Stored data:
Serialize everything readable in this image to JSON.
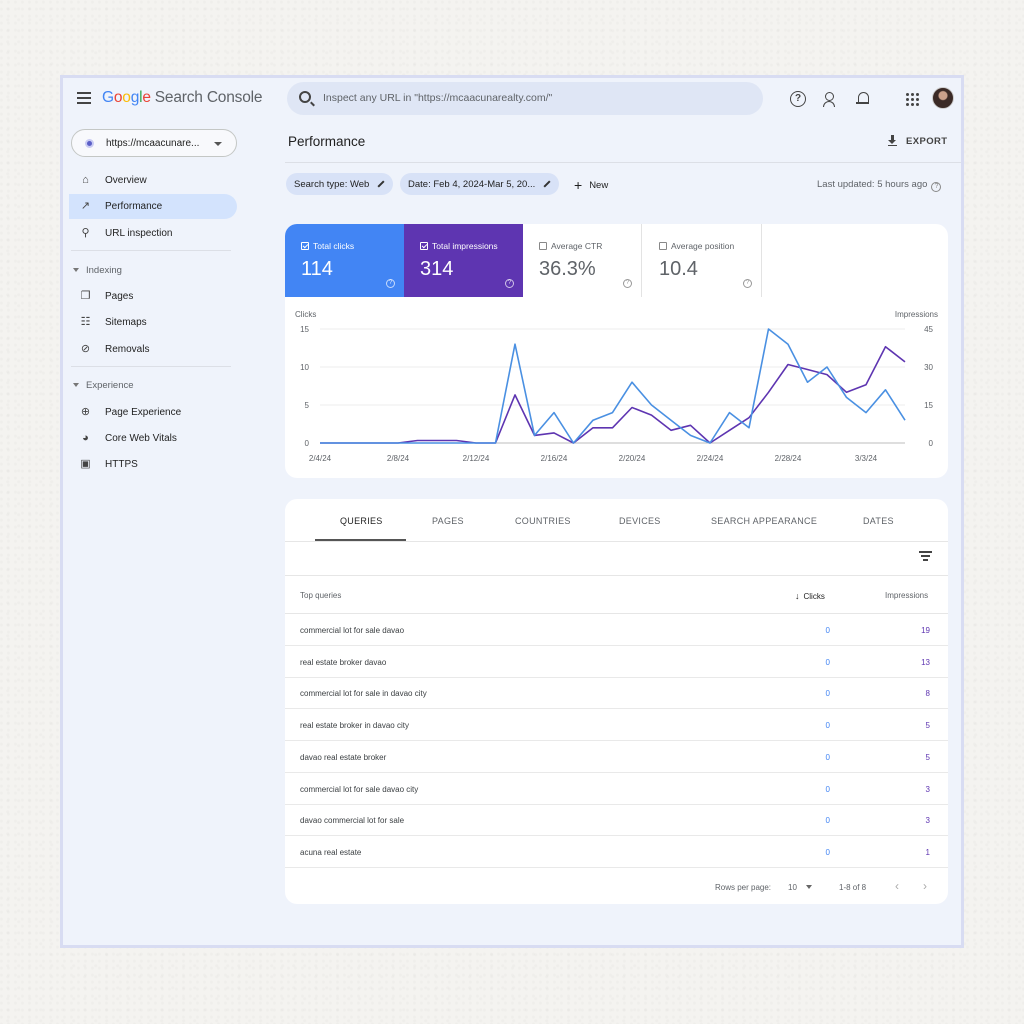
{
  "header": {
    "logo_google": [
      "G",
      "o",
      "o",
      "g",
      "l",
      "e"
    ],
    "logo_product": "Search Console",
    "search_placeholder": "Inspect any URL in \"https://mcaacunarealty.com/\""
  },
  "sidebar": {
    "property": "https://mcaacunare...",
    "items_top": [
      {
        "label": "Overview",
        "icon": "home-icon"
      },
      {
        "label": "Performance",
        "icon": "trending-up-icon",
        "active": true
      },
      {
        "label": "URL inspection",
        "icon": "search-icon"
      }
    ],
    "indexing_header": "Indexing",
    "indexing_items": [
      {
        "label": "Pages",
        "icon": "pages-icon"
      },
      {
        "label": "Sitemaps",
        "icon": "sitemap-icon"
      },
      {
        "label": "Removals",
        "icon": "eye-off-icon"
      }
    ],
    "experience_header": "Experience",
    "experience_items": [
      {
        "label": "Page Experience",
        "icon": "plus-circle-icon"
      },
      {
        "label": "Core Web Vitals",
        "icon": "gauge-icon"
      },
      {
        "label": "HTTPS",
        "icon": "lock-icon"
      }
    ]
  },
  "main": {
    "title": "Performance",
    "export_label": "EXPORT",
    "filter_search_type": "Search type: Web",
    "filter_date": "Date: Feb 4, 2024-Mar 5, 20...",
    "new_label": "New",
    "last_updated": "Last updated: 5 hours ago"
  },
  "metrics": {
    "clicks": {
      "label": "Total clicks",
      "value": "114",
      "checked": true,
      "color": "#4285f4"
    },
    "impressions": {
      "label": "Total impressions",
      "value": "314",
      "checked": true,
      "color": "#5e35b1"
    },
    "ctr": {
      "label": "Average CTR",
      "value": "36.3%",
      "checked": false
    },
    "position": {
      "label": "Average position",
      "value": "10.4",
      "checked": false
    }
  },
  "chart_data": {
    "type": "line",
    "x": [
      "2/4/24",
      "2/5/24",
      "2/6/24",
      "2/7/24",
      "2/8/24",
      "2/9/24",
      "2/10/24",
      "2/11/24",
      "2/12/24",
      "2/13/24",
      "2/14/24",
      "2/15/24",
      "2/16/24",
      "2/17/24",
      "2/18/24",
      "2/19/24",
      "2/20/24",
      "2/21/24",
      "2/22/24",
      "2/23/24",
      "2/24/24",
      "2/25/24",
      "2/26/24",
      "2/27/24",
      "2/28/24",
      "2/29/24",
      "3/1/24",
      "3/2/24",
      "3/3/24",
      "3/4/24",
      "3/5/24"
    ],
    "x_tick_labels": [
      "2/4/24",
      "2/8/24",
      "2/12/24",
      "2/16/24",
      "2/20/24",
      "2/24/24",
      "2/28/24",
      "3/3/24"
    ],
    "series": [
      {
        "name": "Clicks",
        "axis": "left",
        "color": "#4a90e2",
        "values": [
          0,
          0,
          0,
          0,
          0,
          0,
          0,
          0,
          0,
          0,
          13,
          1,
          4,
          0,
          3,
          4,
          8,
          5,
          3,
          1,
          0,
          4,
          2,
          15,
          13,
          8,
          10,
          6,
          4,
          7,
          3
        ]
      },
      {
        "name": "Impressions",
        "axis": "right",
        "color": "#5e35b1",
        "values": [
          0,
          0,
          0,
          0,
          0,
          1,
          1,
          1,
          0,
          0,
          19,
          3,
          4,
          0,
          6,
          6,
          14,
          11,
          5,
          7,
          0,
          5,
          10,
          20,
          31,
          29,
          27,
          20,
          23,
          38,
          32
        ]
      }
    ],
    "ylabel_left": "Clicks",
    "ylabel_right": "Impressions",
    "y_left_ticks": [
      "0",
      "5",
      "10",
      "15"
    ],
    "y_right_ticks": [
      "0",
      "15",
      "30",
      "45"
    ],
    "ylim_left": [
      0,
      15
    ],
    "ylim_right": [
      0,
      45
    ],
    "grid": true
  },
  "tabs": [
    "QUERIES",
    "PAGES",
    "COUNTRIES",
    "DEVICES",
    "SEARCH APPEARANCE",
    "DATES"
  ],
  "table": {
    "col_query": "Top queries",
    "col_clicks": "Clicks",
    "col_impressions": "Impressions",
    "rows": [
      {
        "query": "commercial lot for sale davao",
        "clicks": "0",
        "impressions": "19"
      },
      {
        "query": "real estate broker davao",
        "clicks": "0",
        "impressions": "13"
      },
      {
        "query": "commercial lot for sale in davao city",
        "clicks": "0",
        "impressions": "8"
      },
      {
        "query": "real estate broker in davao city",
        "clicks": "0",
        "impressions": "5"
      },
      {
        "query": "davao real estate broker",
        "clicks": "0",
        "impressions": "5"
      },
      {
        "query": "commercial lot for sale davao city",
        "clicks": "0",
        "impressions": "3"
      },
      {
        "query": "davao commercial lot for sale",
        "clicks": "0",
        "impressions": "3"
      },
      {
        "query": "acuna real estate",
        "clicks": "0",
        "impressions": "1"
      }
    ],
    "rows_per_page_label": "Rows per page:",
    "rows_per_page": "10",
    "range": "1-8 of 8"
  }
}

[WHAT YOU NEED TO DO]
From the entries above, return each line with the word "city" in it.

[SOLUTION]
        "query": "commercial lot for sale in davao city",
        "query": "real estate broker in davao city",
        "query": "commercial lot for sale davao city",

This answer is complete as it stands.